→ Stored data entries

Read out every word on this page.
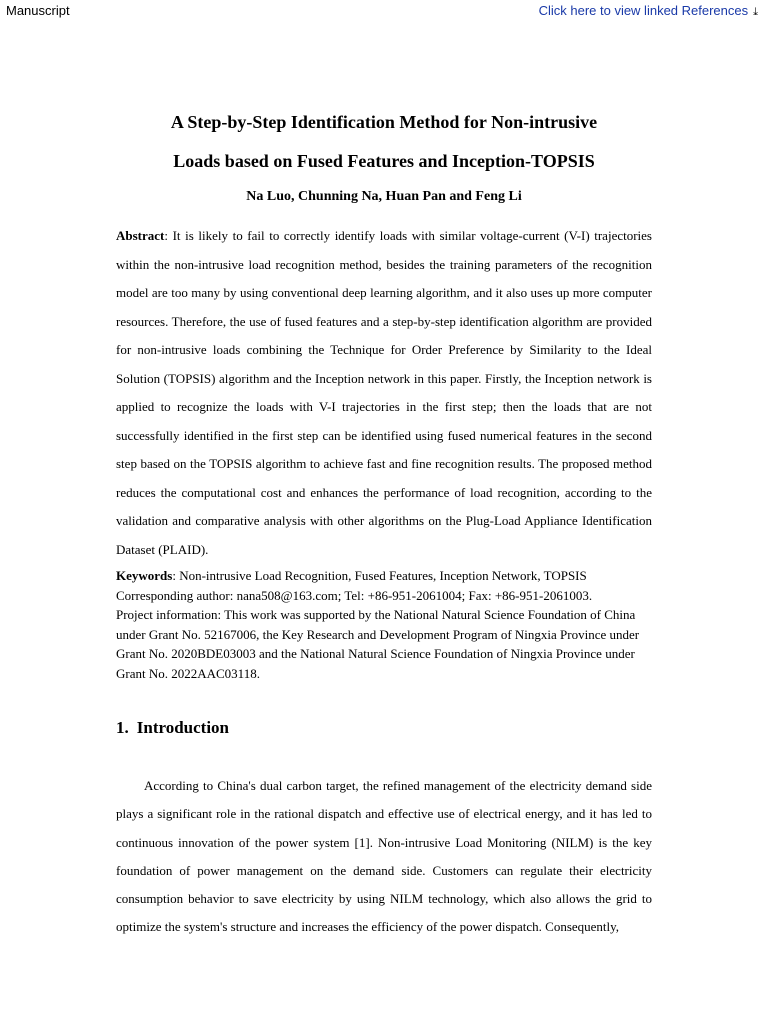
Manuscript	Click here to view linked References ⤓
A Step-by-Step Identification Method for Non-intrusive
Loads based on Fused Features and Inception-TOPSIS
Na Luo, Chunning Na, Huan Pan and Feng Li
Abstract: It is likely to fail to correctly identify loads with similar voltage-current (V-I) trajectories within the non-intrusive load recognition method, besides the training parameters of the recognition model are too many by using conventional deep learning algorithm, and it also uses up more computer resources. Therefore, the use of fused features and a step-by-step identification algorithm are provided for non-intrusive loads combining the Technique for Order Preference by Similarity to the Ideal Solution (TOPSIS) algorithm and the Inception network in this paper. Firstly, the Inception network is applied to recognize the loads with V-I trajectories in the first step; then the loads that are not successfully identified in the first step can be identified using fused numerical features in the second step based on the TOPSIS algorithm to achieve fast and fine recognition results. The proposed method reduces the computational cost and enhances the performance of load recognition, according to the validation and comparative analysis with other algorithms on the Plug-Load Appliance Identification Dataset (PLAID).

Keywords: Non-intrusive Load Recognition, Fused Features, Inception Network, TOPSIS

Corresponding author: nana508@163.com; Tel: +86-951-2061004; Fax: +86-951-2061003.

Project information: This work was supported by the National Natural Science Foundation of China under Grant No. 52167006, the Key Research and Development Program of Ningxia Province under Grant No. 2020BDE03003 and the National Natural Science Foundation of Ningxia Province under Grant No. 2022AAC03118.

1. Introduction
According to China's dual carbon target, the refined management of the electricity demand side plays a significant role in the rational dispatch and effective use of electrical energy, and it has led to continuous innovation of the power system [1]. Non-intrusive Load Monitoring (NILM) is the key foundation of power management on the demand side. Customers can regulate their electricity consumption behavior to save electricity by using NILM technology, which also allows the grid to optimize the system's structure and increases the efficiency of the power dispatch. Consequently,
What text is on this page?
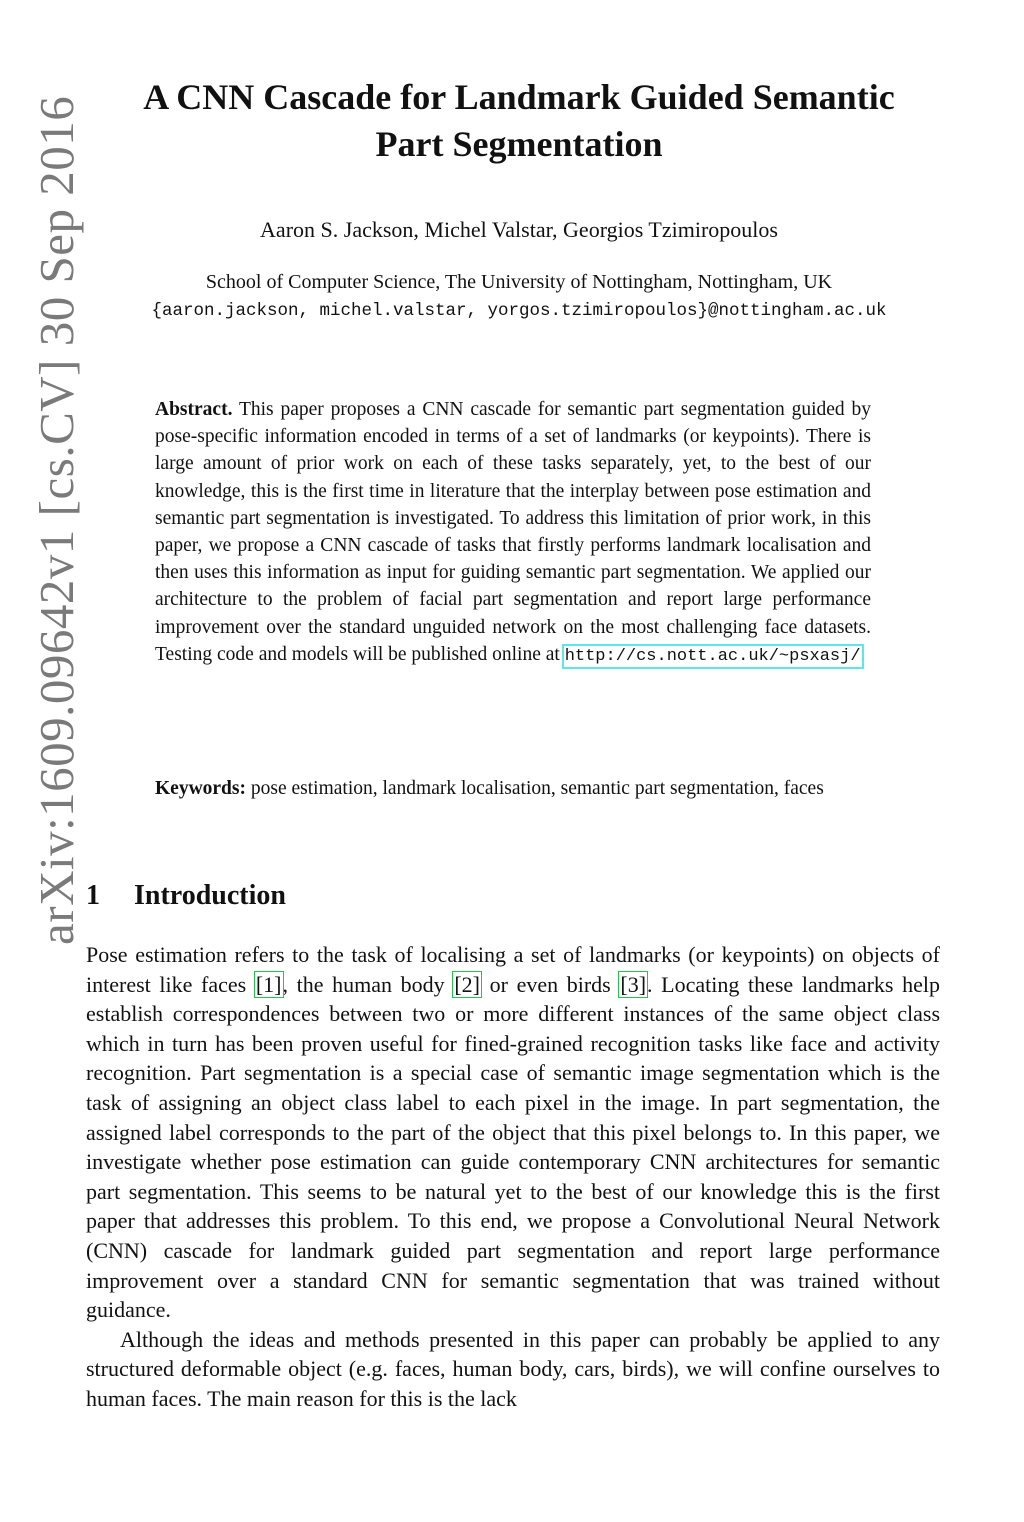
arXiv:1609.09642v1 [cs.CV] 30 Sep 2016	A CNN Cascade for Landmark Guided Semantic
Part Segmentation
Aaron S. Jackson, Michel Valstar, Georgios Tzimiropoulos
School of Computer Science, The University of Nottingham, Nottingham, UK
{aaron.jackson, michel.valstar, yorgos.tzimiropoulos}@nottingham.ac.uk
Abstract. This paper proposes a CNN cascade for semantic part segmentation guided by pose-specific information encoded in terms of a set of landmarks (or keypoints). There is large amount of prior work on each of these tasks separately, yet, to the best of our knowledge, this is the first time in literature that the interplay between pose estimation and semantic part segmentation is investigated. To address this limitation of prior work, in this paper, we propose a CNN cascade of tasks that firstly performs landmark localisation and then uses this information as input for guiding semantic part segmentation. We applied our architecture to the problem of facial part segmentation and report large performance improvement over the standard unguided network on the most challenging face datasets. Testing code and models will be published online at http://cs.nott.ac.uk/~psxasj/.
Keywords: pose estimation, landmark localisation, semantic part segmentation, faces
1 Introduction

Pose estimation refers to the task of localising a set of landmarks (or keypoints) on objects of interest like faces [1], the human body [2] or even birds [3]. Locating these landmarks help establish correspondences between two or more different instances of the same object class which in turn has been proven useful for fined-grained recognition tasks like face and activity recognition. Part segmentation is a special case of semantic image segmentation which is the task of assigning an object class label to each pixel in the image. In part segmentation, the assigned label corresponds to the part of the object that this pixel belongs to. In this paper, we investigate whether pose estimation can guide contemporary CNN architectures for semantic part segmentation. This seems to be natural yet to the best of our knowledge this is the first paper that addresses this problem. To this end, we propose a Convolutional Neural Network (CNN) cascade for landmark guided part segmentation and report large performance improvement over a standard CNN for semantic segmentation that was trained without guidance.

Although the ideas and methods presented in this paper can probably be applied to any structured deformable object (e.g. faces, human body, cars, birds), we will confine ourselves to human faces. The main reason for this is the lack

→ Set task
Look through the material above. Copy each line where the word "human" appears.

→ Complete response
Pose estimation refers to the task of localising a set of landmarks (or keypoints) on objects of interest like faces [1], the human body [2] or even birds [3]. Locating these landmarks help establish correspondences between two or more different instances of the same object class which in turn has been proven useful for fined-grained recognition tasks like face and activity recognition. Part segmentation is a special case of semantic image segmentation which is the task of assigning an object class label to each pixel in the image. In part segmentation, the assigned label corresponds to the part of the object that this pixel belongs to. In this paper, we investigate whether pose estimation can guide contemporary CNN architectures for semantic part segmentation. This seems to be natural yet to the best of our knowledge this is the first paper that addresses this problem. To this end, we propose a Convolutional Neural Network (CNN) cascade for landmark guided part segmentation and report large performance improvement over a standard CNN for semantic segmentation that was trained without guidance.
Although the ideas and methods presented in this paper can probably be applied to any structured deformable object (e.g. faces, human body, cars, birds), we will confine ourselves to human faces. The main reason for this is the lack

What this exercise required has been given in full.